- **THE PROBLEM**:
Take every line where the string "когда" appears and copy it.

- **RECORDS FOR THIS TASK**:
[BEGIN]

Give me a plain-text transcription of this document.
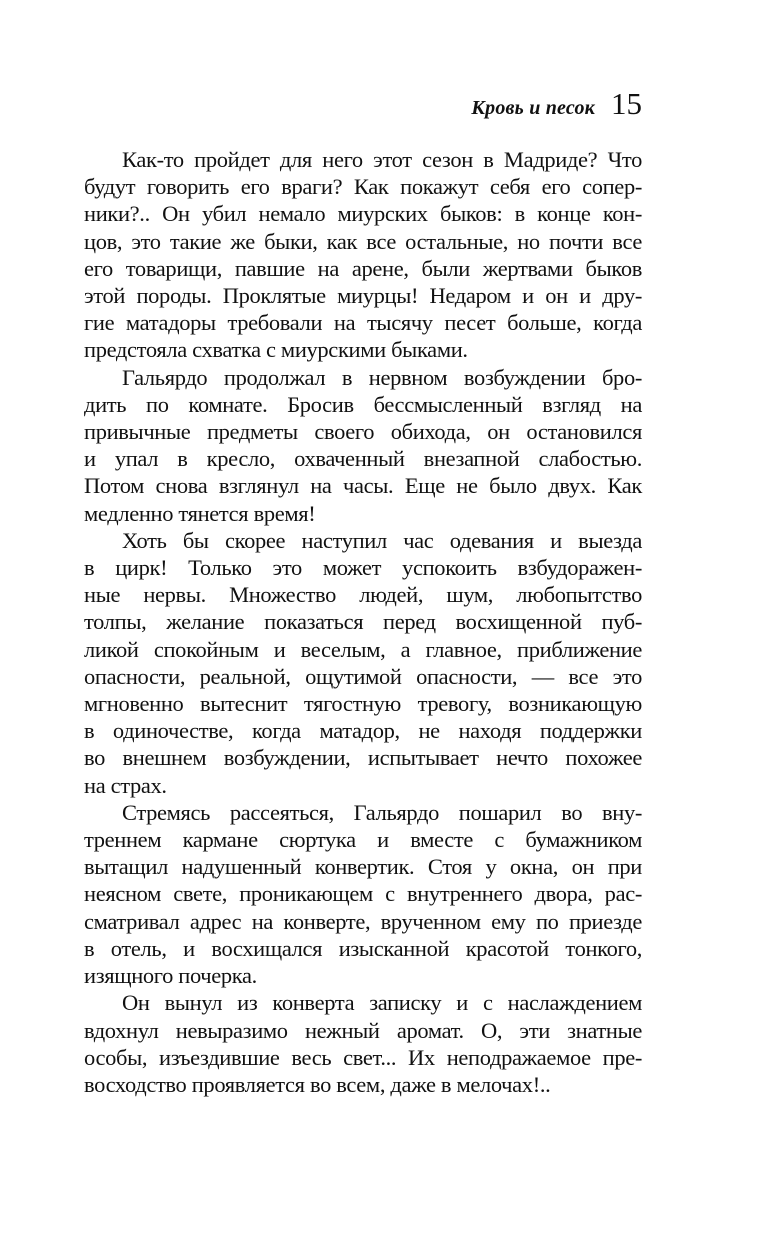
Кровь и песок 15
Как-то пройдет для него этот сезон в Мадриде? Что
будут говорить его враги? Как покажут себя его сопер-
ники?.. Он убил немало миурских быков: в конце кон-
цов, это такие же быки, как все остальные, но почти все
его товарищи, павшие на арене, были жертвами быков
этой породы. Проклятые миурцы! Недаром и он и дру-
гие матадоры требовали на тысячу песет больше, когда
предстояла схватка с миурскими быками.
Гальярдо продолжал в нервном возбуждении бро-
дить по комнате. Бросив бессмысленный взгляд на
привычные предметы своего обихода, он остановился
и упал в кресло, охваченный внезапной слабостью.
Потом снова взглянул на часы. Еще не было двух. Как
медленно тянется время!
Хоть бы скорее наступил час одевания и выезда
в цирк! Только это может успокоить взбудоражен-
ные нервы. Множество людей, шум, любопытство
толпы, желание показаться перед восхищенной пуб-
ликой спокойным и веселым, а главное, приближение
опасности, реальной, ощутимой опасности, — все это
мгновенно вытеснит тягостную тревогу, возникающую
в одиночестве, когда матадор, не находя поддержки
во внешнем возбуждении, испытывает нечто похожее
на страх.
Стремясь рассеяться, Гальярдо пошарил во вну-
треннем кармане сюртука и вместе с бумажником
вытащил надушенный конвертик. Стоя у окна, он при
неясном свете, проникающем с внутреннего двора, рас-
сматривал адрес на конверте, врученном ему по приезде
в отель, и восхищался изысканной красотой тонкого,
изящного почерка.
Он вынул из конверта записку и с наслаждением
вдохнул невыразимо нежный аромат. О, эти знатные
особы, изъездившие весь свет... Их неподражаемое пре-
восходство проявляется во всем, даже в мелочах!..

[END]

- **CORRECT ANSWER**:
гие матадоры требовали на тысячу песет больше, когда
в одиночестве, когда матадор, не находя поддержки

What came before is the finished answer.